EXERCISE |
Restate each of the lines below word for word and drop every picture.

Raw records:
_ _ _ _ _
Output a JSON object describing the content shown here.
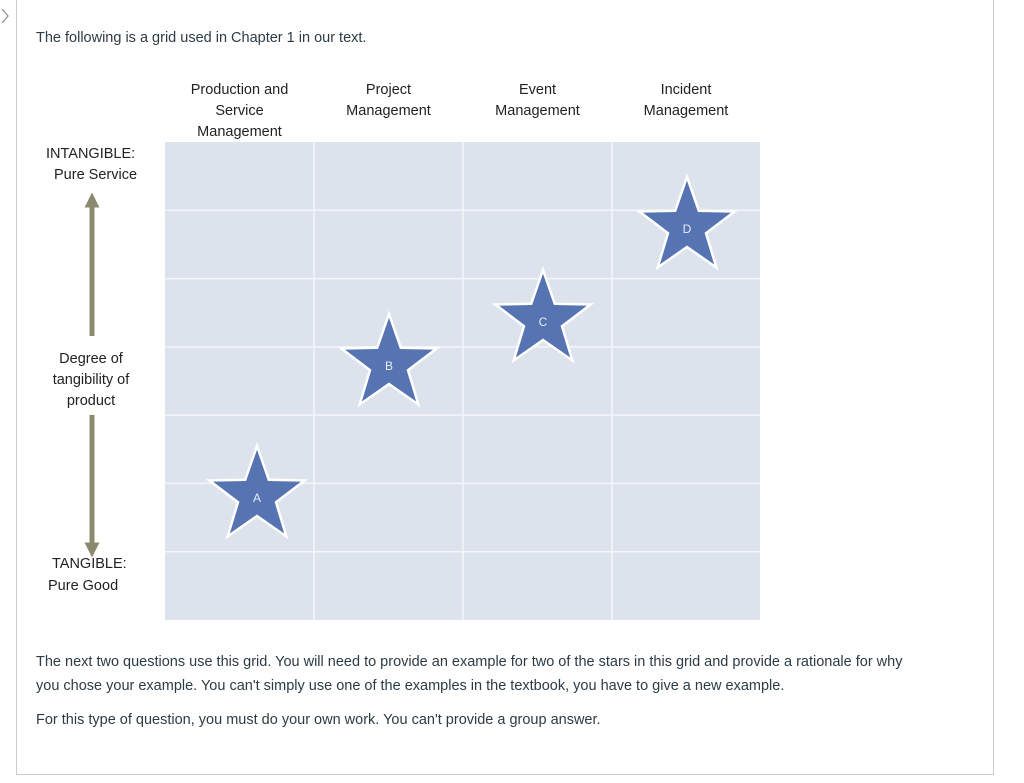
{
  "intro": "The following is a grid used in Chapter 1 in our text.",
  "columns": [
    [
      "Production and",
      "Service",
      "Management"
    ],
    [
      "Project",
      "Management"
    ],
    [
      "Event",
      "Management"
    ],
    [
      "Incident",
      "Management"
    ]
  ],
  "axis": {
    "top": [
      "INTANGIBLE:",
      "Pure Service"
    ],
    "middle": [
      "Degree of",
      "tangibility of",
      "product"
    ],
    "bottom": [
      "TANGIBLE:",
      "Pure Good"
    ]
  },
  "stars": [
    "A",
    "B",
    "C",
    "D"
  ],
  "paragraphs": [
    "The next two questions use this grid. You will need to provide an example for two of the stars in this grid and provide a rationale for why",
    "you chose your example. You can't simply use one of the examples in the textbook, you have to give a new example.",
    "For this type of question, you must do your own work. You can't provide a group answer."
  ]
}
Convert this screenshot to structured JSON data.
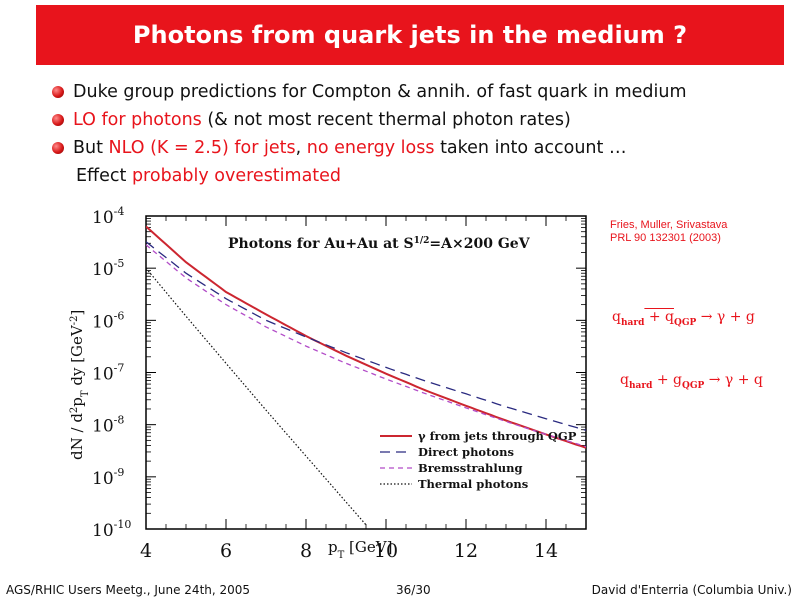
_ _ _ _ _
ANSWER TO THE EXERCISE |
Output a JSON object describing the content shown here.
{
  "intro": "The following is a grid used in Chapter 1 in our text.",
  "columns": [
    [
      "Production and",
      "Service",
      "Management"
    ],
    [
      "Project",
      "Management"
    ],
    [
      "Event",
      "Management"
    ],
    [
      "Incident",
      "Management"
    ]
  ],
  "axis": {
    "top": [
      "INTANGIBLE:",
      "Pure Service"
    ],
    "middle": [
      "Degree of",
      "tangibility of",
      "product"
    ],
    "bottom": [
      "TANGIBLE:",
      "Pure Good"
    ]
  },
  "stars": [
    "A",
    "B",
    "C",
    "D"
  ],
  "paragraphs": [
    "The next two questions use this grid. You will need to provide an example for two of the stars in this grid and provide a rationale for why",
    "you chose your example. You can't simply use one of the examples in the textbook, you have to give a new example.",
    "For this type of question, you must do your own work. You can't provide a group answer."
  ]
}
Convert this screenshot to structured JSON data.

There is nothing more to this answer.